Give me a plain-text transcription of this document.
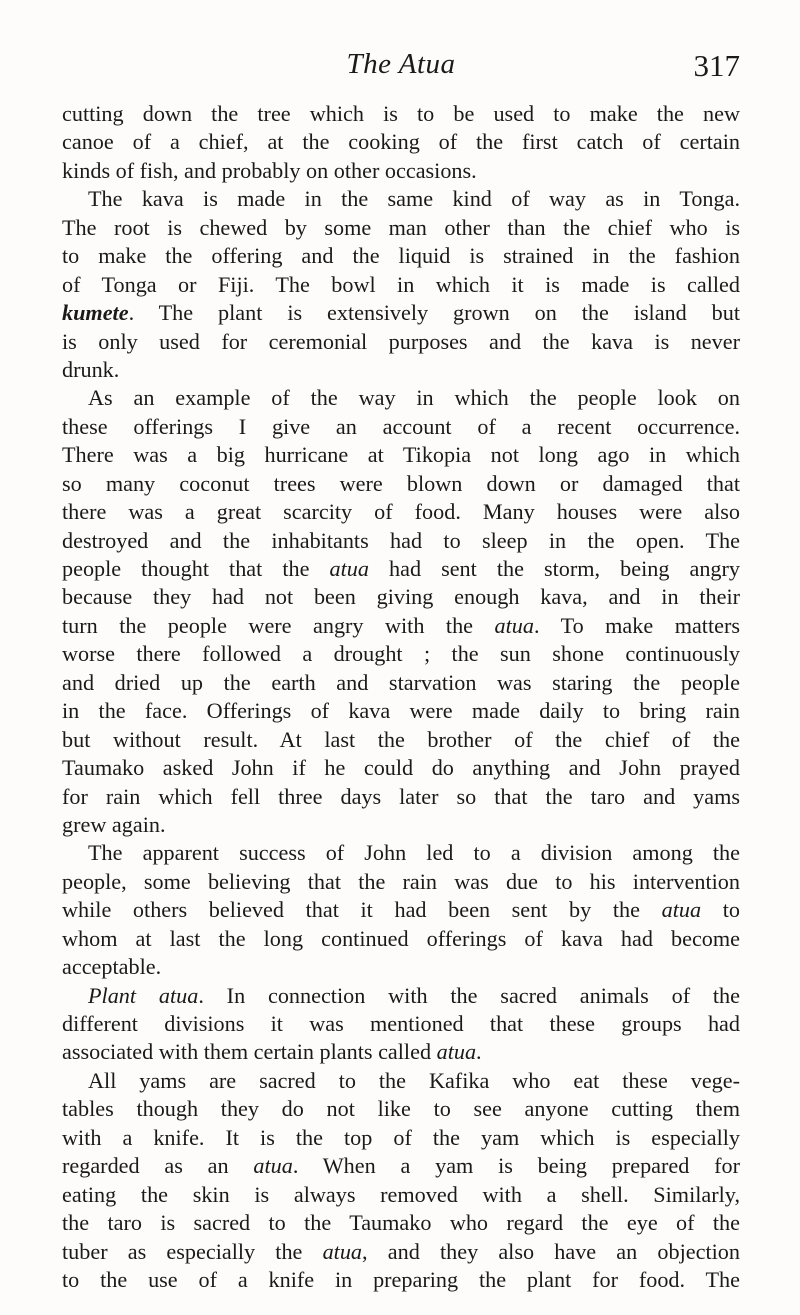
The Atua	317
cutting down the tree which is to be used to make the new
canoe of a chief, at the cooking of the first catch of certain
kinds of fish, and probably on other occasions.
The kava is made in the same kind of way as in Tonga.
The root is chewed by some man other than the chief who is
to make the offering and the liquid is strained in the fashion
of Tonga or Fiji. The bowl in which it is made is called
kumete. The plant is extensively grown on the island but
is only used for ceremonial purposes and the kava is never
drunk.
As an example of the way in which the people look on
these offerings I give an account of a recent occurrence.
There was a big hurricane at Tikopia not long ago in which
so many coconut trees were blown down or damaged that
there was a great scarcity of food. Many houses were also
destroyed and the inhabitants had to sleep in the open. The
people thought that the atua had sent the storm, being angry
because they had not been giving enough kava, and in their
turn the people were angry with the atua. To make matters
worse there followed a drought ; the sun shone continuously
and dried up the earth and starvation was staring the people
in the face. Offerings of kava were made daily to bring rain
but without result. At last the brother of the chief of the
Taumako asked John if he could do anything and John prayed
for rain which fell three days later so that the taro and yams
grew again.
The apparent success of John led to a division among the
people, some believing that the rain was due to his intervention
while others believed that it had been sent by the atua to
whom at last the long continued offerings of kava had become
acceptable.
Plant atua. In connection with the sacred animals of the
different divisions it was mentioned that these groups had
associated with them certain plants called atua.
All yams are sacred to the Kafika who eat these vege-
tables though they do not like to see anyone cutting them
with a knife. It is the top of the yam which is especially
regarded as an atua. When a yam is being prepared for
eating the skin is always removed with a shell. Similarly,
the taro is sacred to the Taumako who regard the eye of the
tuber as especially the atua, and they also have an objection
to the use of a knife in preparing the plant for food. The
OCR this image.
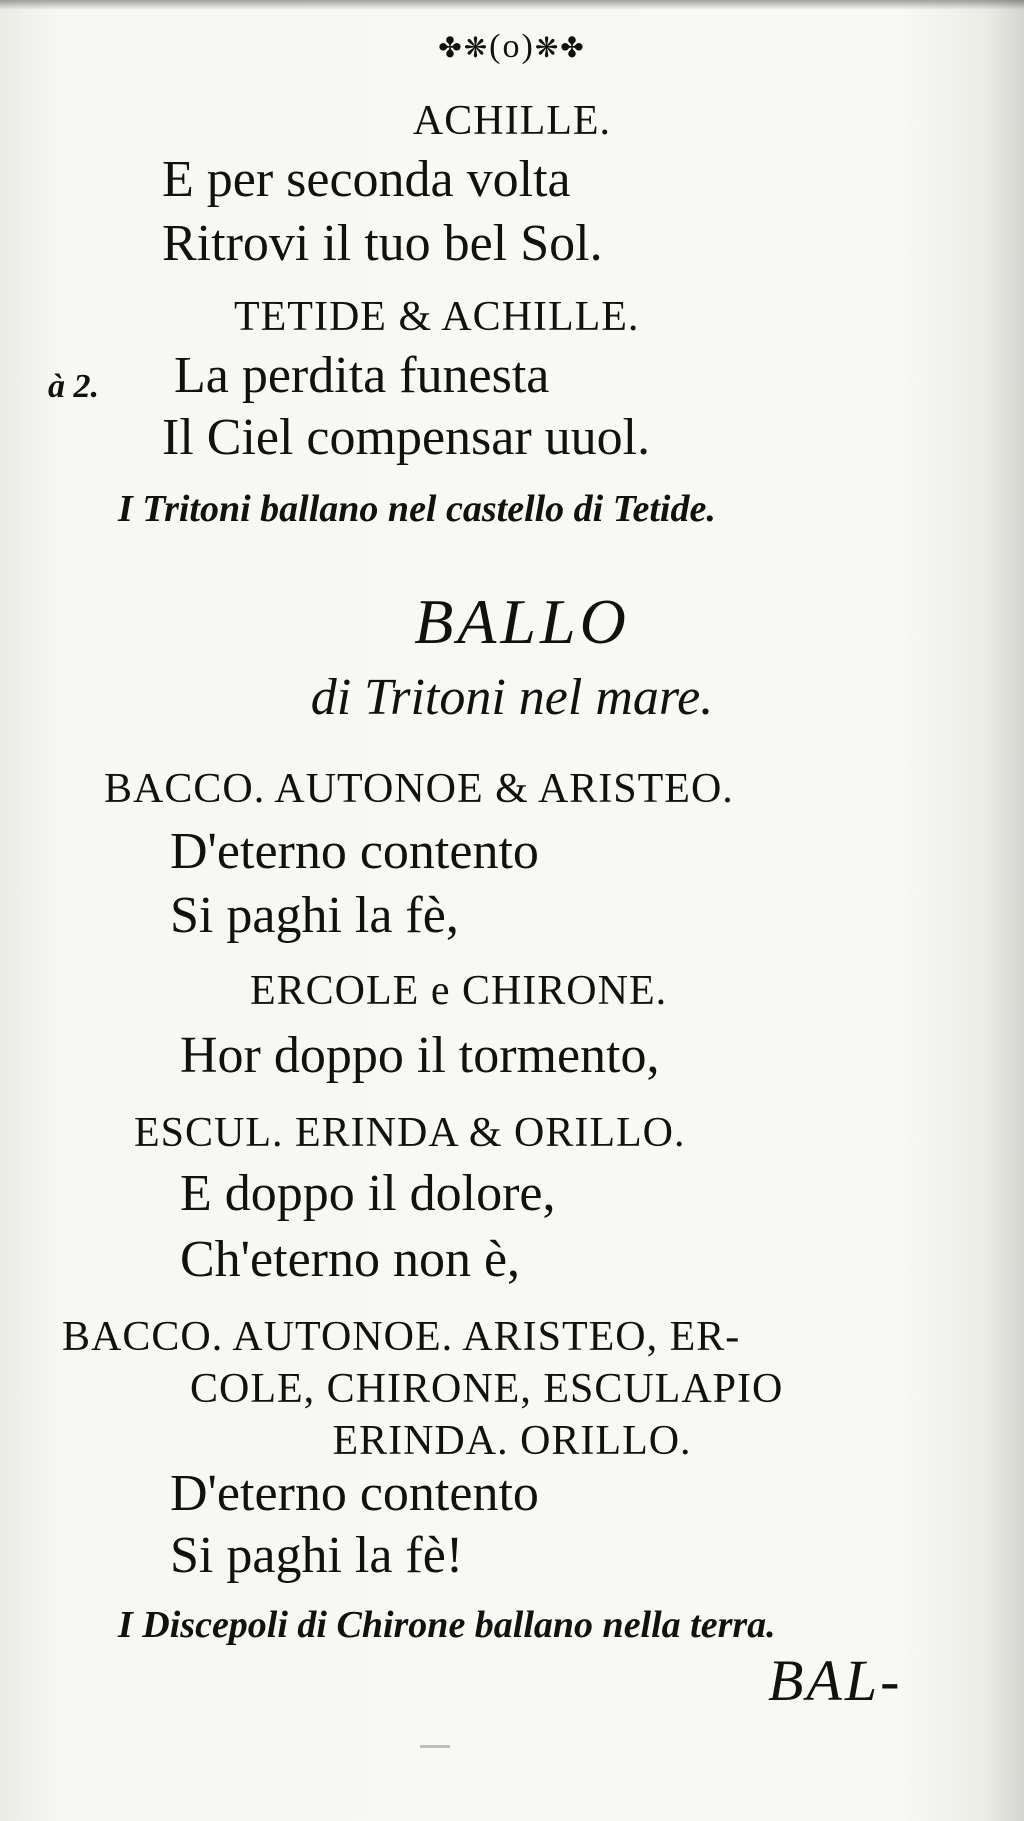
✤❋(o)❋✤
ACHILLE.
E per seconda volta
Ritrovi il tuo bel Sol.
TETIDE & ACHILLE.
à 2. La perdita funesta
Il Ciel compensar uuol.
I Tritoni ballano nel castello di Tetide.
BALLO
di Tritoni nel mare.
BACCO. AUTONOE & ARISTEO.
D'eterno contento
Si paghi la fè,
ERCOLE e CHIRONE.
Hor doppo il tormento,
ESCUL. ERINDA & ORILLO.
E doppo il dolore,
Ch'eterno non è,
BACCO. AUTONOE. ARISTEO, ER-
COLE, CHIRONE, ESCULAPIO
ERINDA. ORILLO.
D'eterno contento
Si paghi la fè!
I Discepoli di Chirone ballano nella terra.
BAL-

========

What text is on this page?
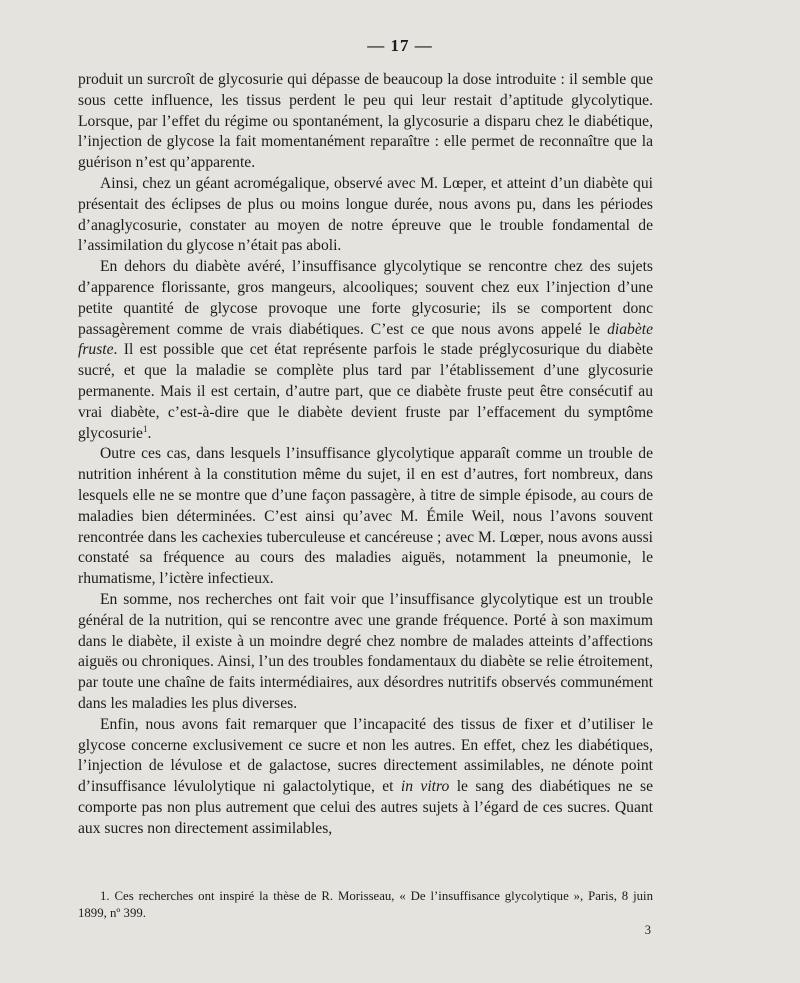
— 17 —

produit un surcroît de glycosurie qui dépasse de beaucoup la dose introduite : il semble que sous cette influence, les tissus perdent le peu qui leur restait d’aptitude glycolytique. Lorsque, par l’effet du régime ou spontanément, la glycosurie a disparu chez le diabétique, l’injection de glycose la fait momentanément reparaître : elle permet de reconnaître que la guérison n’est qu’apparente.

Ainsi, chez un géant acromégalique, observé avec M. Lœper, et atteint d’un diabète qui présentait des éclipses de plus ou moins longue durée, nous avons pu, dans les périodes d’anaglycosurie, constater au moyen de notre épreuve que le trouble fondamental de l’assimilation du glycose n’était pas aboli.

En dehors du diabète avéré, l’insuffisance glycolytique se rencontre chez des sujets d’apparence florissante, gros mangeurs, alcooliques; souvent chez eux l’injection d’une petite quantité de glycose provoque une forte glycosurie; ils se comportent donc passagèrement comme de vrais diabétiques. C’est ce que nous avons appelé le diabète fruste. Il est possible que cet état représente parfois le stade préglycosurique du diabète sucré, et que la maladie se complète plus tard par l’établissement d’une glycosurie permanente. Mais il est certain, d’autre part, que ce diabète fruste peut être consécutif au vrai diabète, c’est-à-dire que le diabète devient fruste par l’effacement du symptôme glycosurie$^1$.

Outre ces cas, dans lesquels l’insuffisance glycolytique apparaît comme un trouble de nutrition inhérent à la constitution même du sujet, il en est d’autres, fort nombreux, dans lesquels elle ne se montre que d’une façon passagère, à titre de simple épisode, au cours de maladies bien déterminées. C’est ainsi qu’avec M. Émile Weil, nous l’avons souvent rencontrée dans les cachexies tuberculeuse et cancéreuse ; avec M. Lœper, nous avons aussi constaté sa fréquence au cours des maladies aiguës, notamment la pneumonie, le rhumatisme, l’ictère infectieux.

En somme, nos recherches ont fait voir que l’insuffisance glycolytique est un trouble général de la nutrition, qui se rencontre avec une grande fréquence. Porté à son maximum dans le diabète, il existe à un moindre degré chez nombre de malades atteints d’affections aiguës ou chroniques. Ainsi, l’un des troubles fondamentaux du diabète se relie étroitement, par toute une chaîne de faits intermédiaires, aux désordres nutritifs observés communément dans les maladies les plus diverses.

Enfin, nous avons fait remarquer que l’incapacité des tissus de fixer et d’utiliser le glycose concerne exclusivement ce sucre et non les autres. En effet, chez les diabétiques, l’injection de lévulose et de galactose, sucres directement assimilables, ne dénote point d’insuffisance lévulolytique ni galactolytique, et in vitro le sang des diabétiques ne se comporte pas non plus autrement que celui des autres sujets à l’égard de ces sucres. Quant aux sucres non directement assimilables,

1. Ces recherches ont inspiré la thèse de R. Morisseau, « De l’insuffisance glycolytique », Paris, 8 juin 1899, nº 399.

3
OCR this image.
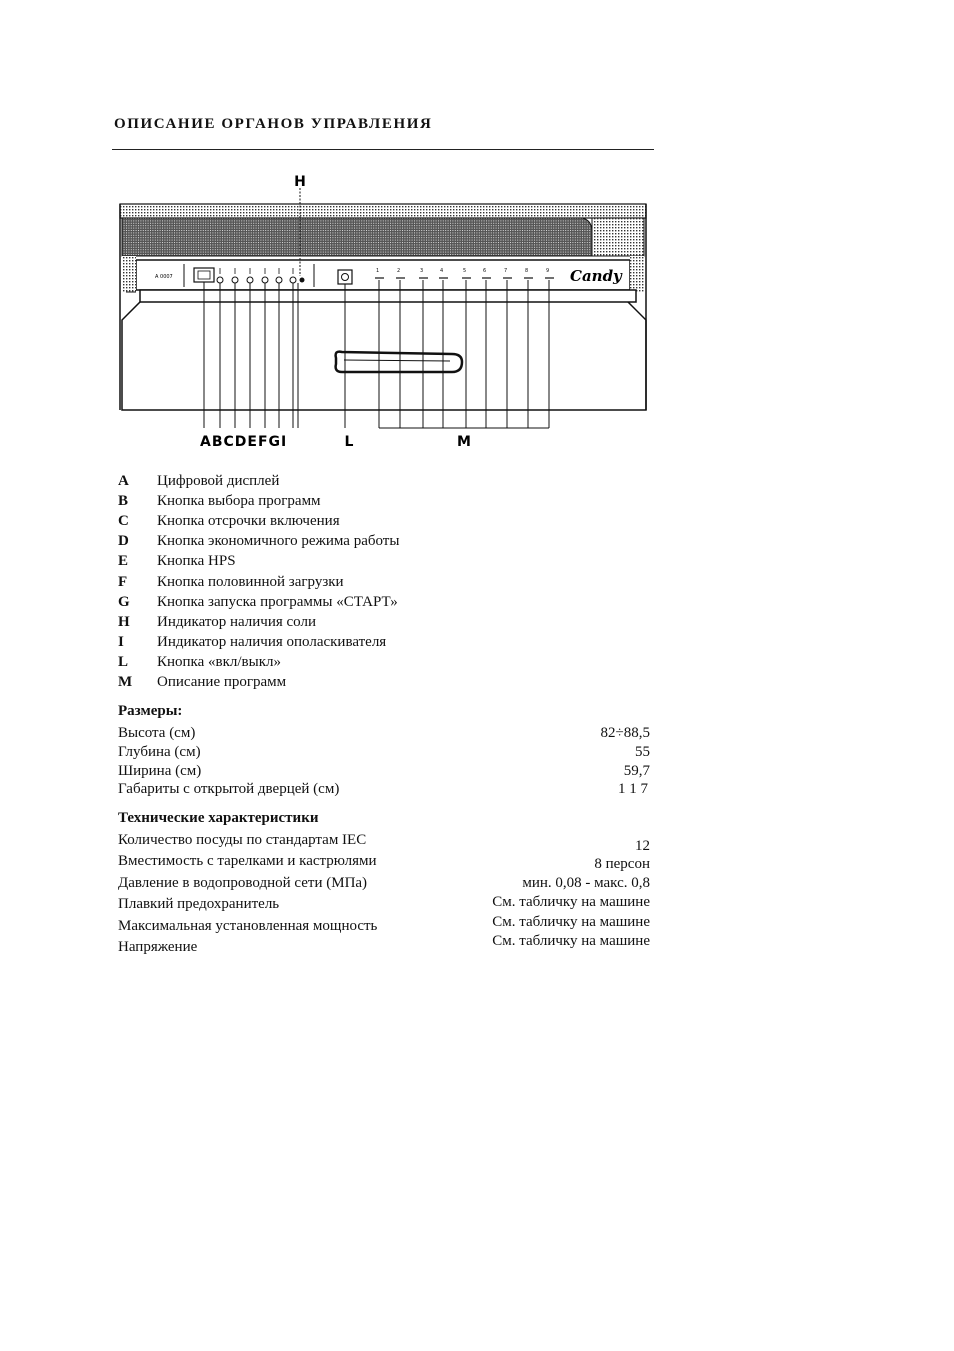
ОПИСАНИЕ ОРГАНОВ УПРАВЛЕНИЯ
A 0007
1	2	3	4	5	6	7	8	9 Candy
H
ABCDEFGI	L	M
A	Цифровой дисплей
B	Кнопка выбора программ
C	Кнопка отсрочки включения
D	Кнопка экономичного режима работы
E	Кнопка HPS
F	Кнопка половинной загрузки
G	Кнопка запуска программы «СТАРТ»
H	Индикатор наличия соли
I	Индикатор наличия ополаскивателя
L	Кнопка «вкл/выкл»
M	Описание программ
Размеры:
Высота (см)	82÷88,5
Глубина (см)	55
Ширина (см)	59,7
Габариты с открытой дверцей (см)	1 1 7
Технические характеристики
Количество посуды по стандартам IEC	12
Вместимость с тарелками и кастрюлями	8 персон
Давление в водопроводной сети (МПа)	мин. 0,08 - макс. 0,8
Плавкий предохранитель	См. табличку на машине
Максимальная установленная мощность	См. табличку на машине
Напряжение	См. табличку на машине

========

Search the listing for the word "табличку". Copy every line in which it occurs.

Плавкий предохранитель	См. табличку на машине
Максимальная установленная мощность	См. табличку на машине
Напряжение	См. табличку на машине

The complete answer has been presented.